• _EXCERPTED PASSAGE_:
# # #
The part about hex coding on the TI-68k series was answered pretty well by Zeroko, so I'll focus on the other parts
A"shell" in TI-Z80 / TI-eZ80 parlance happens to be called a "kernel" on the TI-68k series. Both names are equally inappropriate for the infrastructure which provides additional functionality to assembly programs (e.g. libraries, crash recovery in some cases) or file explorers.
On the TI-68k series, "kernel-"based programming lost the
war by 2005, partially due to the slightly decreased ease of use (the need to install an additional program), but probably more due to the instability of the early kernels (DoorsOS !) and kernel-based programs on newer hardware and software (*), as well as the activism of several powerful "kernel" foes. Clearly, I used to be one of those; when I grew older and wiser, I came to adopt a slightly more balanced stance on kernels
The only option for a TI-68k kernel is PreOS, which superseded all previous kernels while keeping great compatibility with them, and provided expanded features of its own. With PreOS, you don't need KerNO.
# # #
• _Dataset excerpt_:
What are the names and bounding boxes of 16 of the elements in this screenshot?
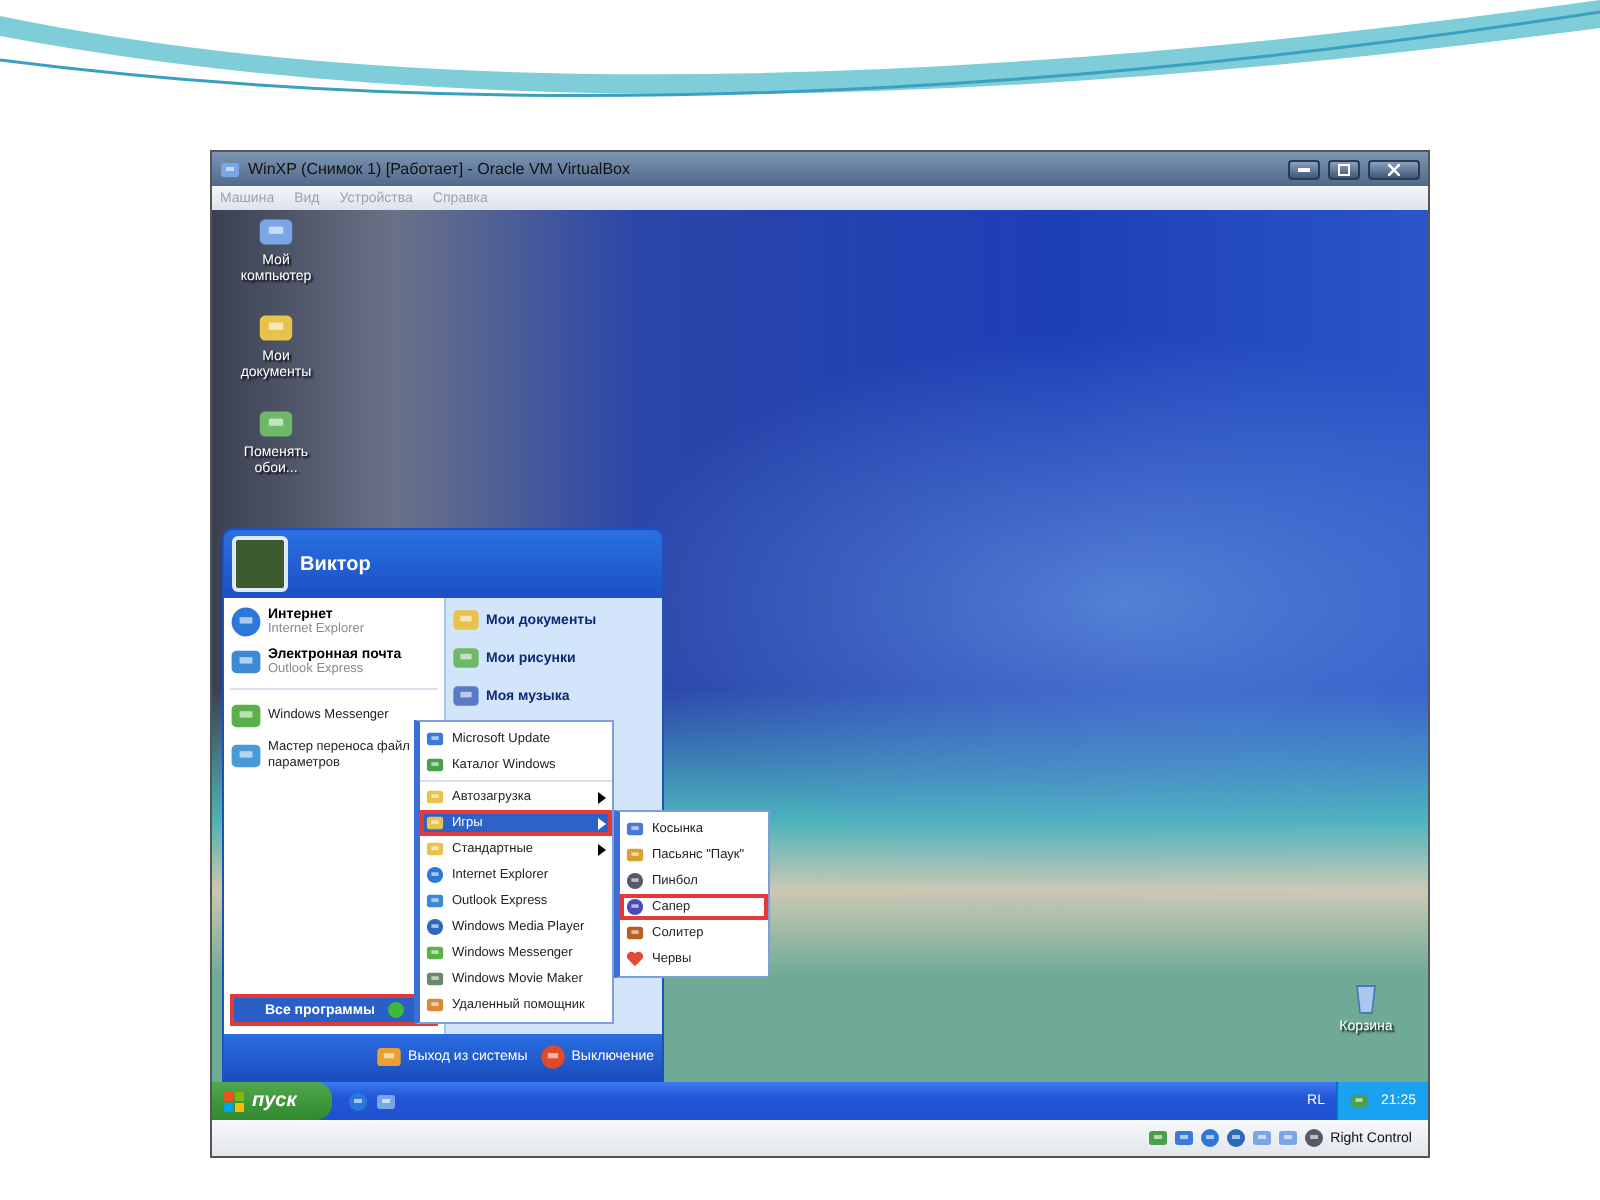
submenu-arrow-icon [598, 817, 606, 829]
minimize-button[interactable] [1288, 159, 1320, 179]
maximize-icon [1338, 163, 1350, 175]
heart-icon [626, 950, 644, 968]
trash-bin-icon [1350, 980, 1382, 1016]
submenu-arrow-icon [598, 843, 606, 855]
user-name: Виктор [300, 553, 371, 575]
submenu-arrow-icon [598, 791, 606, 803]
window-title: WinXP (Снимок 1) [Работает] - Oracle VM VirtualBox [248, 160, 632, 178]
user-avatar [232, 536, 288, 592]
close-icon [1388, 163, 1400, 175]
maximize-button[interactable] [1328, 159, 1360, 179]
minimize-icon [1298, 167, 1310, 171]
windows-logo-icon [224, 1091, 244, 1111]
start-button[interactable]: пуск [212, 1082, 332, 1120]
close-button[interactable] [1368, 159, 1420, 179]
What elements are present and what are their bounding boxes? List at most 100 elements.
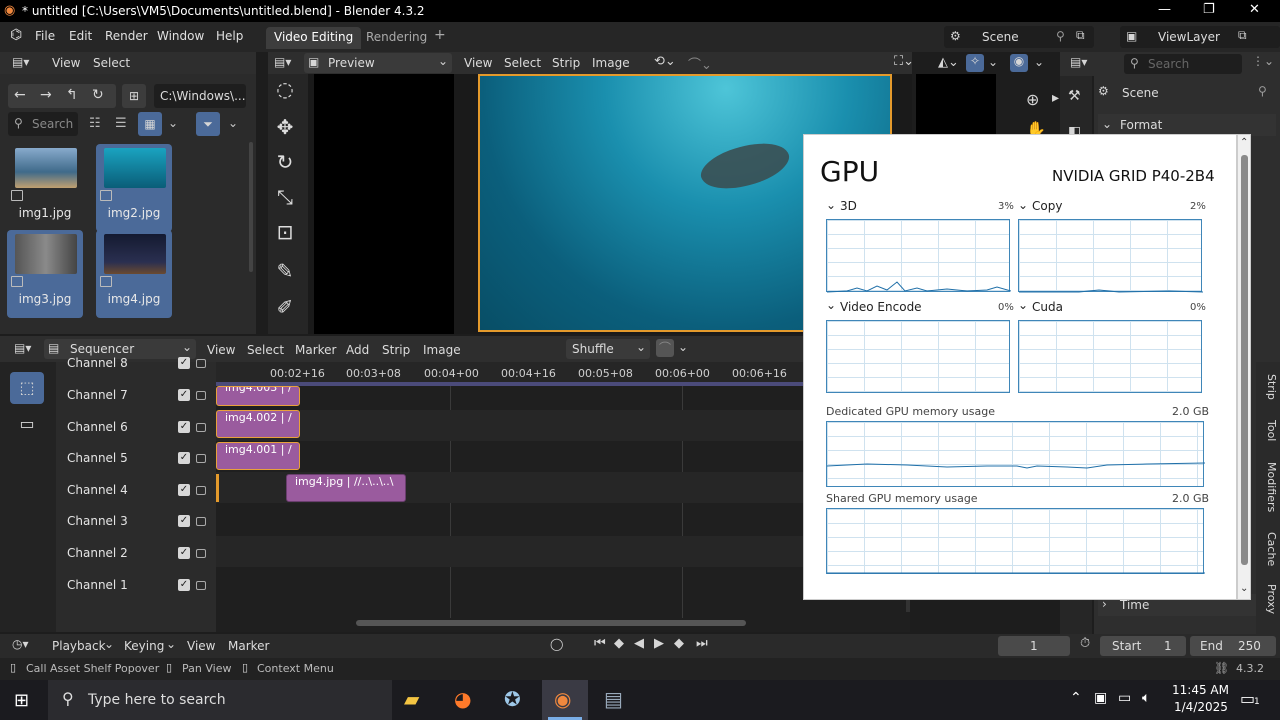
# # #
• _WRITTEN PROBLEM 1_:
In the post about TI-68k kernels, what is named as the only option for a TI-68k kernel?
• _WRITTEN PROBLEM 2_:
Reproduce the entries verbatim, from the start of the entries up to and including the line containing "close-button[interactable] [1368, 159, 1420, 179]". Leave the pictures out.

• _RIGHT ANSWER 1_:
PreOS

• _RIGHT ANSWER 2_:
What are the names and bounding boxes of 16 of the elements in this screenshot?
submenu-arrow-icon [598, 817, 606, 829]
minimize-button[interactable] [1288, 159, 1320, 179]
maximize-icon [1338, 163, 1350, 175]
heart-icon [626, 950, 644, 968]
trash-bin-icon [1350, 980, 1382, 1016]
submenu-arrow-icon [598, 843, 606, 855]
user-name: Виктор [300, 553, 371, 575]
submenu-arrow-icon [598, 791, 606, 803]
window-title: WinXP (Снимок 1) [Работает] - Oracle VM VirtualBox [248, 160, 632, 178]
user-avatar [232, 536, 288, 592]
close-icon [1388, 163, 1400, 175]
maximize-button[interactable] [1328, 159, 1360, 179]
minimize-icon [1298, 167, 1310, 171]
windows-logo-icon [224, 1091, 244, 1111]
start-button[interactable]: пуск [212, 1082, 332, 1120]
close-button[interactable] [1368, 159, 1420, 179]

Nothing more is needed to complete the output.